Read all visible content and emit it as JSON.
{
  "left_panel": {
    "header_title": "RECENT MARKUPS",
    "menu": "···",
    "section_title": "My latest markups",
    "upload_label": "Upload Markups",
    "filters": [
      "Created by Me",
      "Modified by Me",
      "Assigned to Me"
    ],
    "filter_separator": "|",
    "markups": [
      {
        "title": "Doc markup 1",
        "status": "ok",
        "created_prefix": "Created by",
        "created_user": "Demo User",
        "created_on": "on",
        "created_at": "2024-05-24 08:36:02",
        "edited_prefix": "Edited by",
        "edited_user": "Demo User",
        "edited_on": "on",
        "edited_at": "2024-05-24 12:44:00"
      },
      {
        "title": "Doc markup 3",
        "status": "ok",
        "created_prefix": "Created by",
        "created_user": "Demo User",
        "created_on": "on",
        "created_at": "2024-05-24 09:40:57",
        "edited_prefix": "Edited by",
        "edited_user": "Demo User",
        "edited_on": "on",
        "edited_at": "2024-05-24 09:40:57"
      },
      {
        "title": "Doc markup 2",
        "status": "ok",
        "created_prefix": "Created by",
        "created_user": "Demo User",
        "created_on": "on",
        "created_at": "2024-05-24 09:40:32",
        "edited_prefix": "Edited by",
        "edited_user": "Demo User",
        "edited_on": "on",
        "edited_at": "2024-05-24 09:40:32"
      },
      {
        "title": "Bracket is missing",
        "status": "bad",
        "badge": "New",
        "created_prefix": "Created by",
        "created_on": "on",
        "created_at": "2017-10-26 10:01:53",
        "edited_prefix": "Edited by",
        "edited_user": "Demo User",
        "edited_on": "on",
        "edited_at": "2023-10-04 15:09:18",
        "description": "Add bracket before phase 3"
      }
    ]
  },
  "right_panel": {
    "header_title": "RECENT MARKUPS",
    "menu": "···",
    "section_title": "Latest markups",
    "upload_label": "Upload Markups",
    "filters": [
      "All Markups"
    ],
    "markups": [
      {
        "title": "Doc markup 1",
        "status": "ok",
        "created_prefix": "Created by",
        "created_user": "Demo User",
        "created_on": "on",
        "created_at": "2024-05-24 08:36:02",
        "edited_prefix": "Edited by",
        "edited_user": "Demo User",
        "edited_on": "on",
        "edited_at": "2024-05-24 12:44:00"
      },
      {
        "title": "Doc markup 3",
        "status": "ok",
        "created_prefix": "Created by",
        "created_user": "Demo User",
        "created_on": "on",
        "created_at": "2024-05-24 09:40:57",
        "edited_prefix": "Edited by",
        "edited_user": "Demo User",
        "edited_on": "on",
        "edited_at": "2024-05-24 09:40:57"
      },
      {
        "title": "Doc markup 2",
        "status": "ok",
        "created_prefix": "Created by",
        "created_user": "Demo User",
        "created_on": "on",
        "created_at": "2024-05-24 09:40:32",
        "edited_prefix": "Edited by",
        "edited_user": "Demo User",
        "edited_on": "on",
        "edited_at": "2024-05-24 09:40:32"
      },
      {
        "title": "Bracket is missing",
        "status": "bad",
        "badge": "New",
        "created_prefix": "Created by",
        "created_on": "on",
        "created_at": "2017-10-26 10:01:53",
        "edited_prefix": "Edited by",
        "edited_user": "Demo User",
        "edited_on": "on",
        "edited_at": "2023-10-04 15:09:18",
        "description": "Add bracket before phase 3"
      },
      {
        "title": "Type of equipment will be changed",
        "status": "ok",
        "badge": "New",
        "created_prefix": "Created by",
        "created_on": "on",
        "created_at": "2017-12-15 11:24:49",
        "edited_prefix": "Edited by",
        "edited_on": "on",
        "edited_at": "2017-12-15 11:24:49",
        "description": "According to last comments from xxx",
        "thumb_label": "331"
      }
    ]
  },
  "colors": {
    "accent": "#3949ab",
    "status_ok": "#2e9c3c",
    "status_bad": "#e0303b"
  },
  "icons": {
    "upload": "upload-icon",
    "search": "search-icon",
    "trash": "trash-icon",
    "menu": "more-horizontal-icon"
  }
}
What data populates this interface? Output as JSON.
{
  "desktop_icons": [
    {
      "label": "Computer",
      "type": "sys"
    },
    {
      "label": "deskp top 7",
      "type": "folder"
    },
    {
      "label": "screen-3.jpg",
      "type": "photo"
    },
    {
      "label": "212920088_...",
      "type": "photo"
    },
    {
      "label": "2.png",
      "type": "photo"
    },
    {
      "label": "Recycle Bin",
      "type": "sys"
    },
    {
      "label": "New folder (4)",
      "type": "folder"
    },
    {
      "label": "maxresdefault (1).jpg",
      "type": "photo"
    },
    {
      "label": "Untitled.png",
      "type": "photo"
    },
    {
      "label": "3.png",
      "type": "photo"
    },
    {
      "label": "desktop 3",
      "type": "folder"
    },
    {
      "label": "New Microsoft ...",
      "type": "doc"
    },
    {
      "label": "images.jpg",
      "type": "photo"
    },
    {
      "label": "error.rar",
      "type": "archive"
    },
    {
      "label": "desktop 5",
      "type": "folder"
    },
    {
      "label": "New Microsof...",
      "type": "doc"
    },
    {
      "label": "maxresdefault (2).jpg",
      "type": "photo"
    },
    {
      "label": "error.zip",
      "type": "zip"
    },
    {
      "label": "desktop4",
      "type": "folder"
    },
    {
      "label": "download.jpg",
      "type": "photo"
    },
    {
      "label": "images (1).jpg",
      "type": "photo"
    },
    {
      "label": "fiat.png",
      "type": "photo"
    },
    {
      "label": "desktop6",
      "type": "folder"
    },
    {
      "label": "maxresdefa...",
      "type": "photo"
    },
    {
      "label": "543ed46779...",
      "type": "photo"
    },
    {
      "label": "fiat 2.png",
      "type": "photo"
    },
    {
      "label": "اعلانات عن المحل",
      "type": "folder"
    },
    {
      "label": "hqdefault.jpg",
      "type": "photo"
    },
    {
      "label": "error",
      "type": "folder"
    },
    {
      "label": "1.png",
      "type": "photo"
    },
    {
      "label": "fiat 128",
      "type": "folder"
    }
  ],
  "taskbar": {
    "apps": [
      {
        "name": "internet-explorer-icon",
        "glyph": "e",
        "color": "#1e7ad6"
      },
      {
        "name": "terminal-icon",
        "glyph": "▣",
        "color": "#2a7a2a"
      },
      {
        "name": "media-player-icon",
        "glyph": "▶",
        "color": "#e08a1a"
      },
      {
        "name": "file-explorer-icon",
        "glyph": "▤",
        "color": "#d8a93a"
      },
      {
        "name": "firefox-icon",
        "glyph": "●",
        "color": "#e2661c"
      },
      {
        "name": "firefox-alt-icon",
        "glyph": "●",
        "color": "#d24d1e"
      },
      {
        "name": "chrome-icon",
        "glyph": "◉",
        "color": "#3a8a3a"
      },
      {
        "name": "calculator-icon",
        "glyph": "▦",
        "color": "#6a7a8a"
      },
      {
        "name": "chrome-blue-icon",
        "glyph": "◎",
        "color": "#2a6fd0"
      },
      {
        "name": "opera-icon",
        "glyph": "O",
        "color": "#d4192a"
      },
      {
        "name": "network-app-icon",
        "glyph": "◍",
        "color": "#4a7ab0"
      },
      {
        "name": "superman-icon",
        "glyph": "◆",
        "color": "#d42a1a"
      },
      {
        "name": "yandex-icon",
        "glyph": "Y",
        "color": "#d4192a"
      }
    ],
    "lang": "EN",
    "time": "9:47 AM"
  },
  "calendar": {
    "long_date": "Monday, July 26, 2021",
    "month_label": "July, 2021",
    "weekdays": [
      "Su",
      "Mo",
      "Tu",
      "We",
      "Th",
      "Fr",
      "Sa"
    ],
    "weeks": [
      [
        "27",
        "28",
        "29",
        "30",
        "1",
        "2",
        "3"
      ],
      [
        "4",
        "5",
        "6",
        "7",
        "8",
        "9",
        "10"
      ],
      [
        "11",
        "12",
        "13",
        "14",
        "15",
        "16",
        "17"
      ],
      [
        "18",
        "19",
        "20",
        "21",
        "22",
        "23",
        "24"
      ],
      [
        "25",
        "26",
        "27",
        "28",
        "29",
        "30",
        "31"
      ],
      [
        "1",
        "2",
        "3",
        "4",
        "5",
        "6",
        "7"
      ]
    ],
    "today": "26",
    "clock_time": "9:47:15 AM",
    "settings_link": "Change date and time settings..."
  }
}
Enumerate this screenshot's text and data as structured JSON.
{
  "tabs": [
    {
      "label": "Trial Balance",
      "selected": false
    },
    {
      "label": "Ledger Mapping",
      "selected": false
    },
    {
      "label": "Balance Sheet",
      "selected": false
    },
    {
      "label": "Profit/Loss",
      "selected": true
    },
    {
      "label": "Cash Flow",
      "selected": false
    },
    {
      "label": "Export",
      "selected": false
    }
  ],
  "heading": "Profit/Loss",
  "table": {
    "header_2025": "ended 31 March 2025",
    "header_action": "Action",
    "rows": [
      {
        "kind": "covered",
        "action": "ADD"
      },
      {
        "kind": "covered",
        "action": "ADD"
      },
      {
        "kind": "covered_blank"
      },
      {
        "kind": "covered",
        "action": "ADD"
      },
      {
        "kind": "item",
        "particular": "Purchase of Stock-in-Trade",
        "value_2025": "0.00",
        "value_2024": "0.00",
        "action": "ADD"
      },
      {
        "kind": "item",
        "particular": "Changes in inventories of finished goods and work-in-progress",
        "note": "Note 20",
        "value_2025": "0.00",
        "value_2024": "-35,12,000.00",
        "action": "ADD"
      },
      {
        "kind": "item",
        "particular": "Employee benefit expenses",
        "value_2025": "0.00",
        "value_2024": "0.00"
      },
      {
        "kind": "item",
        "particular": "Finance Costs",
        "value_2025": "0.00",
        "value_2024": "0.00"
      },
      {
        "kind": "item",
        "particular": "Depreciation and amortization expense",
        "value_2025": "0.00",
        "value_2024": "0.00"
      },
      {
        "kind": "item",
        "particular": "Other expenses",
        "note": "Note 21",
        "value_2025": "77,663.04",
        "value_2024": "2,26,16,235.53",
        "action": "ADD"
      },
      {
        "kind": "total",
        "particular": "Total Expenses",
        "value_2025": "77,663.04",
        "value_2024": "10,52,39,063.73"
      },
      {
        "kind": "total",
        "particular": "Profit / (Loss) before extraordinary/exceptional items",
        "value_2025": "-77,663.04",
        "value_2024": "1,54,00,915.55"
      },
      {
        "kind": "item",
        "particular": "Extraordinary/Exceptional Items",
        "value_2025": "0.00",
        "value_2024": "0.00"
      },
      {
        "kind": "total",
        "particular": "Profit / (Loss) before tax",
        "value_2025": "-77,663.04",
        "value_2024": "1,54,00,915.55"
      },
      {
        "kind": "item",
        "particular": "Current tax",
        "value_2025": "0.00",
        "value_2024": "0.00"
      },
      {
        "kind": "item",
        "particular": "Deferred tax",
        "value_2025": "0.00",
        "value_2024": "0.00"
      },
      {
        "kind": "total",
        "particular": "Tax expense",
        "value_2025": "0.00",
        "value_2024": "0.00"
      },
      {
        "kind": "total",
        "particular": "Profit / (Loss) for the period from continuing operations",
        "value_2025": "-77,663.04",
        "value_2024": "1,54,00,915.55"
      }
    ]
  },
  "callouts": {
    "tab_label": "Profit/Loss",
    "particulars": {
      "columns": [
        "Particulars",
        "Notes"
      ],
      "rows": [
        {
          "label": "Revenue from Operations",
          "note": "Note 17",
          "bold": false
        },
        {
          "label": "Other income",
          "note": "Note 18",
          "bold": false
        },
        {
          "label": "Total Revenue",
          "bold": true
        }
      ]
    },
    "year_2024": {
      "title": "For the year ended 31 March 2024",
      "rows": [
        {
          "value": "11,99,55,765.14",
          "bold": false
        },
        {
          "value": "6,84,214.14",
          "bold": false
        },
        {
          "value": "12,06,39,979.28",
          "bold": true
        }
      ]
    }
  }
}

● What is expected:
In the records above, find each line holding "ended" and copy it.

● Result of the exercise:
    "header_2025": "ended 31 March 2025",
      "title": "For the year ended 31 March 2024",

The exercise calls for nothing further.